Problem requirements = Count how many lines of the records contain the string "elements", matching case exactly, and give only that number.

— Begin —

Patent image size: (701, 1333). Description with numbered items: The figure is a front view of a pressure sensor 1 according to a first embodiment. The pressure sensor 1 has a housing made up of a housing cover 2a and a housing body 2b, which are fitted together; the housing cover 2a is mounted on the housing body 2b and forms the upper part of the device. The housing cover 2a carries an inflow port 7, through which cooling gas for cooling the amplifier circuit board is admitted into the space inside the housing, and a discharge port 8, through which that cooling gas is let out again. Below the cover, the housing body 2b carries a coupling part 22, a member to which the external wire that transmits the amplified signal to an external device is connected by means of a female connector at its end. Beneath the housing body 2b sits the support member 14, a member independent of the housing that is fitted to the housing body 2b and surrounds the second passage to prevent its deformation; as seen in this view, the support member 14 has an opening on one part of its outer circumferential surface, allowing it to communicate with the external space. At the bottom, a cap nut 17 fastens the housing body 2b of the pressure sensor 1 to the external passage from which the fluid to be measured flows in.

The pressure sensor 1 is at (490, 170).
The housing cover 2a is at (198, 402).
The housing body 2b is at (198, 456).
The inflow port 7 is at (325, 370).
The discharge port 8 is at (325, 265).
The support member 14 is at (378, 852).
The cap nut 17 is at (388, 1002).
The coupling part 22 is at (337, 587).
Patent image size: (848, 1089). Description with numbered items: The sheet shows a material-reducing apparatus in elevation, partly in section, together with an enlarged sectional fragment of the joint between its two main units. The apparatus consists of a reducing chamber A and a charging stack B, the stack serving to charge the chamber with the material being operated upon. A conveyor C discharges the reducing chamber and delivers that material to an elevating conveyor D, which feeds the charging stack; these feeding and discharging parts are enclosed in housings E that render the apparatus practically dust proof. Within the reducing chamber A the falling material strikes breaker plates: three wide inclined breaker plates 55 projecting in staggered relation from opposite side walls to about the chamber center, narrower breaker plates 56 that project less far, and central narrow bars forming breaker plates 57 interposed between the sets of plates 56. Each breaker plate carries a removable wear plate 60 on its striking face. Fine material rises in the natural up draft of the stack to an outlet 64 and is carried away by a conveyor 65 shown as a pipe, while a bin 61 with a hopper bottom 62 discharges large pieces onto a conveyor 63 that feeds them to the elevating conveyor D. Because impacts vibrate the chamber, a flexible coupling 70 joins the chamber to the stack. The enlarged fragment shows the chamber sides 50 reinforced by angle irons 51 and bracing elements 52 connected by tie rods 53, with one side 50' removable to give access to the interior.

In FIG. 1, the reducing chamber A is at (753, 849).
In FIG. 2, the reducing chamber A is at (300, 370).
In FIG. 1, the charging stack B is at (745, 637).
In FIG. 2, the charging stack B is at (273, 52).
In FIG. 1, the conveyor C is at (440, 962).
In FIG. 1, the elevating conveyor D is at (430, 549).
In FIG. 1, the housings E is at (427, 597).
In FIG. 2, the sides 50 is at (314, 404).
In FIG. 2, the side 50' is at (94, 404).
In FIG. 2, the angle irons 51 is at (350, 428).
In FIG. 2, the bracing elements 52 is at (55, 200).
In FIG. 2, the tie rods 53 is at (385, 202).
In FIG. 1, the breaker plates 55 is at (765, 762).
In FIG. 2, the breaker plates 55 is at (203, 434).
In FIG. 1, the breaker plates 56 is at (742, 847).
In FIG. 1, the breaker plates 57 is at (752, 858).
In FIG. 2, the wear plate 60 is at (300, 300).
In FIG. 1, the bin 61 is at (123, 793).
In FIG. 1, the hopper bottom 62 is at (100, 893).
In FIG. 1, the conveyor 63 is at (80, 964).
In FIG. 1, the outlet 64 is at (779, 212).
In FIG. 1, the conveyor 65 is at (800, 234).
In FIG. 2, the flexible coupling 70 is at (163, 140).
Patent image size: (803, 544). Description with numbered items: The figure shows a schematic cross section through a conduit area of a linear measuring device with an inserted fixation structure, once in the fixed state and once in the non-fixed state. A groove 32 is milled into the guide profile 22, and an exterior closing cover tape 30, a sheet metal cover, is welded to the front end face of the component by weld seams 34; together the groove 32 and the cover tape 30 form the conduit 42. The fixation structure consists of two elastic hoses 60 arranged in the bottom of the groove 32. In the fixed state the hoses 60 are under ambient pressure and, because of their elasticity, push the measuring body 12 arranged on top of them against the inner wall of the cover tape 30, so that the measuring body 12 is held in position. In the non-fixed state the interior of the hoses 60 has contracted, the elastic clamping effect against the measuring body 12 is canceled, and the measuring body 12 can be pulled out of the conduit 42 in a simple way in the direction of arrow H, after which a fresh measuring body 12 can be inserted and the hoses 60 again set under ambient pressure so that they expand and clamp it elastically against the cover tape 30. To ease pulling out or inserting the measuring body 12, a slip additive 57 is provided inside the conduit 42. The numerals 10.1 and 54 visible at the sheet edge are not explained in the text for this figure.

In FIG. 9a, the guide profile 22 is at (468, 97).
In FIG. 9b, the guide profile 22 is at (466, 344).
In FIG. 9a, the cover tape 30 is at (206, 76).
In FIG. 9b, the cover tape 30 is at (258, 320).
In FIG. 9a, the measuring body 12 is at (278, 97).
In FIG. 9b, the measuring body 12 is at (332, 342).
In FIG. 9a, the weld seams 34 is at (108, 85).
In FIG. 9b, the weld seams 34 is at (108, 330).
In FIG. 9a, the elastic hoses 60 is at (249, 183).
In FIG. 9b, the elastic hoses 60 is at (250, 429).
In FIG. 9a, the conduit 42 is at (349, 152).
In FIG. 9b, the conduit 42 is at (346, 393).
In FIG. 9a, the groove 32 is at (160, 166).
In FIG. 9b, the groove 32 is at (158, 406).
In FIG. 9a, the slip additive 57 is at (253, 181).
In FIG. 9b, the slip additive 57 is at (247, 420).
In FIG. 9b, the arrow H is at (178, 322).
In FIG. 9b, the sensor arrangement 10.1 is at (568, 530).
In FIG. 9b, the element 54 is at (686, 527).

— End —

Reply to the exercise = 2